• **TASK BRIEF**
In the cosine ratio starter quiz, which hypotenuse length is marked correct for a right triangle whose shortest sides are 7.5 cm and 18 cm?

• **EXTRACTED TEXT**

Using the cosine ratio | Maths | Quizalize & Oak National Academy

Starter quiz

In a right triangle, if the hypotenuse is 75 cm and a second side is 60 cm, what is the length of the third side? (Use a calculator to help you.)
- 50 cm
- 45 cm ✓
- 54 cm
Which of the following statements is true for these triangles?
- The triangles are similar.
- The triangles are not similar. ✓
- It is not possible to know whether the triangles are similar or not.
In a right triangle, if the shortest sides are 7.5 cm and 18 cm, what is the length of the hypotenuse? (Use a calculator to help you.)
- 19.5 cm ✓
- 18.5 cm
- 20.5 cm
Would a triangle ABC with sides AB = 16cm, BC = 10cm, AC = 21cm be similar to the one shown in the diagram?
- Yes
- No ✓
Would a triangle ABC with sides AB = 12 cm, BC = 9 cm, AC = 15 cm be similar to the one shown in the diagram?
- Yes ✓
- No
For this pair of triangles, can you determine whether they are similar without using side lengths?
- Yes, because their three angles correspond. ✓
- No because you only know two angles.

• **PROVIDED DATA**
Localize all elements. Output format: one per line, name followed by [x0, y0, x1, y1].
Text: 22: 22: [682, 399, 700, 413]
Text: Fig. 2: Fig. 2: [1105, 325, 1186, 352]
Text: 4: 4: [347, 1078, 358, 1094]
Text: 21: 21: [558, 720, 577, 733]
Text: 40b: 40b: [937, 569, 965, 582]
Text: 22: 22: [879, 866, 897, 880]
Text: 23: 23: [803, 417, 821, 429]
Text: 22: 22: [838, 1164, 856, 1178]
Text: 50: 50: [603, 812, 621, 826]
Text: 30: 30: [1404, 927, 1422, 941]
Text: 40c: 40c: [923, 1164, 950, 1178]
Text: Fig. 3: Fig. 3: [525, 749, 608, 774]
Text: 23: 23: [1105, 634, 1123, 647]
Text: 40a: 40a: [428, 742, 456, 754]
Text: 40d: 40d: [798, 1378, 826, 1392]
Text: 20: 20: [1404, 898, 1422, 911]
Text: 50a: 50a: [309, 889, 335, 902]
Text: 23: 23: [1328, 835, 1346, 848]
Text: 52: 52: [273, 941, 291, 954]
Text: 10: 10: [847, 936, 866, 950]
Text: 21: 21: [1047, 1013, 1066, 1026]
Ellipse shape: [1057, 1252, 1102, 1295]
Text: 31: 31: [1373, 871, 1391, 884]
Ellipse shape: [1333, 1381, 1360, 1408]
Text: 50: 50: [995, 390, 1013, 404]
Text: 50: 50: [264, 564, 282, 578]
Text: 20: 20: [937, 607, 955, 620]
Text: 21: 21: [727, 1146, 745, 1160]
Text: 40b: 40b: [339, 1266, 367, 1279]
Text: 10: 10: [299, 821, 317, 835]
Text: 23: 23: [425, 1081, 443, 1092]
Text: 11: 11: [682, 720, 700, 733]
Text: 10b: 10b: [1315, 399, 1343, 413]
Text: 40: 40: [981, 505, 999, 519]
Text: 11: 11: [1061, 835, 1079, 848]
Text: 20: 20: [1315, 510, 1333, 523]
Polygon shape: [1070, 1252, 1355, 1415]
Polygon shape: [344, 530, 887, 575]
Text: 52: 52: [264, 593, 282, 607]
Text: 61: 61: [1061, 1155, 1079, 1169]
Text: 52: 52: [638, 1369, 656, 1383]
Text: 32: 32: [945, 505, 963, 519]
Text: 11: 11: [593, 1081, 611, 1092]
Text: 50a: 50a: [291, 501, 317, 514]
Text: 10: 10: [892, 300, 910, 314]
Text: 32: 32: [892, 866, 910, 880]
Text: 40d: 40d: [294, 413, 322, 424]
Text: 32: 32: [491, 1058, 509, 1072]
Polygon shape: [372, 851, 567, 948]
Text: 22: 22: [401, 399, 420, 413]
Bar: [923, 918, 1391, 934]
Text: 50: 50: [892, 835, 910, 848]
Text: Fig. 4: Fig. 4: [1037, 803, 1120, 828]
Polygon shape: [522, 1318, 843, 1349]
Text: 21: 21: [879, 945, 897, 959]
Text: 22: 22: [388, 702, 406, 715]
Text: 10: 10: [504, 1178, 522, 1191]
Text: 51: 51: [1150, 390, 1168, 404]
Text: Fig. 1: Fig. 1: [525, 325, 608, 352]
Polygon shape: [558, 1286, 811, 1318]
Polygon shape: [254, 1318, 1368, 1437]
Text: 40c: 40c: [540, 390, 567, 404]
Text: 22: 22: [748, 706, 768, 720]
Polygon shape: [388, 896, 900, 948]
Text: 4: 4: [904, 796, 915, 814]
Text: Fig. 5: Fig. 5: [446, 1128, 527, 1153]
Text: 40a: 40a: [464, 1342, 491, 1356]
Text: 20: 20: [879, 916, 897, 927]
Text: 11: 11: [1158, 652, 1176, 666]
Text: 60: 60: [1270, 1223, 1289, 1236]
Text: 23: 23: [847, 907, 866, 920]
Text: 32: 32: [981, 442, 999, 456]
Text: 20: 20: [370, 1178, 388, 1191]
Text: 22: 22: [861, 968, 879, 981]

• **ANSWER SPACE**
19.5 cm